◆ Task details
Return each line containing the string "than".

◆ Provided material

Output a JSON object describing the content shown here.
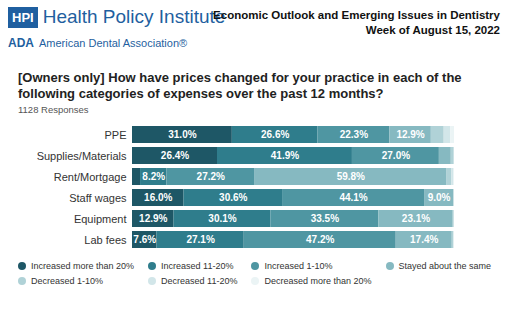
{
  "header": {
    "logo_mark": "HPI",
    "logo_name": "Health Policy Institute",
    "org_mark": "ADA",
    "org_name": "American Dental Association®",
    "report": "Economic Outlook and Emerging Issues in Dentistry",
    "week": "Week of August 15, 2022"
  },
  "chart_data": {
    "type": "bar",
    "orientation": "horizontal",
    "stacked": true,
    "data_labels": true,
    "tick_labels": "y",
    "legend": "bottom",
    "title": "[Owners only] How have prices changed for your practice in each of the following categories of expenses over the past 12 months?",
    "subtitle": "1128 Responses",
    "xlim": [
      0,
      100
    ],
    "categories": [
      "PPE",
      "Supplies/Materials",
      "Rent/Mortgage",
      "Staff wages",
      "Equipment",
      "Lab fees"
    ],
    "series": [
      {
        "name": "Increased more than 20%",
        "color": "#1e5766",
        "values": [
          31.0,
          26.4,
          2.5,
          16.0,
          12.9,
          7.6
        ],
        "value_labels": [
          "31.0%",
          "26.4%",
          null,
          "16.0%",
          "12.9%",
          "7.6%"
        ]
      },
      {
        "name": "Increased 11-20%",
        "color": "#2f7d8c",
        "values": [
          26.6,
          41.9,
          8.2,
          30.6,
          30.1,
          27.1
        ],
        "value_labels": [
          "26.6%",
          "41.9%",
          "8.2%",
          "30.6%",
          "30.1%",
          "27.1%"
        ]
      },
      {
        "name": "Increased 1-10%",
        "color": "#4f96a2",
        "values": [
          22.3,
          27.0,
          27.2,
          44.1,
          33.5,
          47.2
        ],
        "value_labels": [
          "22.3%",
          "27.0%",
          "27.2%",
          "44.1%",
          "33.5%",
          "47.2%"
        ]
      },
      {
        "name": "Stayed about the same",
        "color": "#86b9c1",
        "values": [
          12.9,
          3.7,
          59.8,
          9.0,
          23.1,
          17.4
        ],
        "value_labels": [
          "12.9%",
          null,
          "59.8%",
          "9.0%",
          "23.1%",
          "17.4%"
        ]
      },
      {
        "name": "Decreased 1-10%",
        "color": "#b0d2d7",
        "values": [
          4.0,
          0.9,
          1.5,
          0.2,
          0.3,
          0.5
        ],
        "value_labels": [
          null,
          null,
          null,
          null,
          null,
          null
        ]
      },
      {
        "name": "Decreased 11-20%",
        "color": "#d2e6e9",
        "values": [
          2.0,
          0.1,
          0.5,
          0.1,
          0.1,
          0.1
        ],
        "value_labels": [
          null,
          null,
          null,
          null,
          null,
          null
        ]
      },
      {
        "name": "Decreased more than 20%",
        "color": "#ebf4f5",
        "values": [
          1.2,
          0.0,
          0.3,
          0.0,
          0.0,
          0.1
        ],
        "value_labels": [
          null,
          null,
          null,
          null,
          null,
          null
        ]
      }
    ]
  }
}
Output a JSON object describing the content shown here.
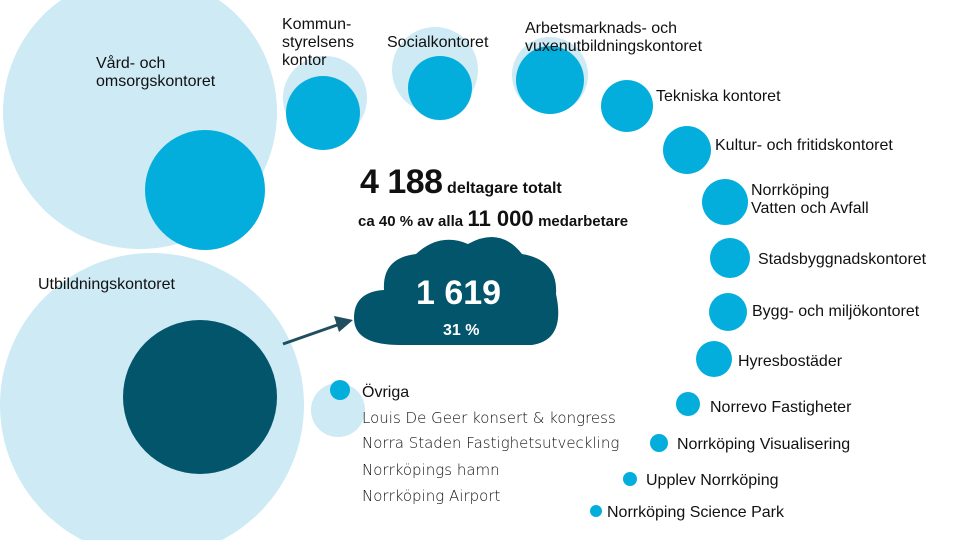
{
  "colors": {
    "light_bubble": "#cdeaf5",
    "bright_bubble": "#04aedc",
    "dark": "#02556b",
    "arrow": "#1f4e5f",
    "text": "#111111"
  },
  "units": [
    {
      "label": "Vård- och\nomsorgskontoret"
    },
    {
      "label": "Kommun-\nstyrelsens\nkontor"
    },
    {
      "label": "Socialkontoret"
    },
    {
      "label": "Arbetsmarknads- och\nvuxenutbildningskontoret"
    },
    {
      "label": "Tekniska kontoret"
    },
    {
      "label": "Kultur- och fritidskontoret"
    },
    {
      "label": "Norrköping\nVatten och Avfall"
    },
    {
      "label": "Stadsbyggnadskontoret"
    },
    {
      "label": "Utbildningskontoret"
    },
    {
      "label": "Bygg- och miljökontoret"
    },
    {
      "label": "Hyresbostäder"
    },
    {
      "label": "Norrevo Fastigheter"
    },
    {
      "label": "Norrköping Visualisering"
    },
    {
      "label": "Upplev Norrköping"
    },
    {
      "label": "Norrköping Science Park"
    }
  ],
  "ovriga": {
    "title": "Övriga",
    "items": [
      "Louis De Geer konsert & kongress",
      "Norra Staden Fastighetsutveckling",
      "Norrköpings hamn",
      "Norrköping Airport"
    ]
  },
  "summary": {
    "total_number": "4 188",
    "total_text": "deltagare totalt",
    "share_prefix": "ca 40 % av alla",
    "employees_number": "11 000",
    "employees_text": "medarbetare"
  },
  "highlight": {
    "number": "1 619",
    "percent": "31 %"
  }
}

◆ Task answer
        "name": "Increased more than 20%",
        "name": "Decreased more than 20%",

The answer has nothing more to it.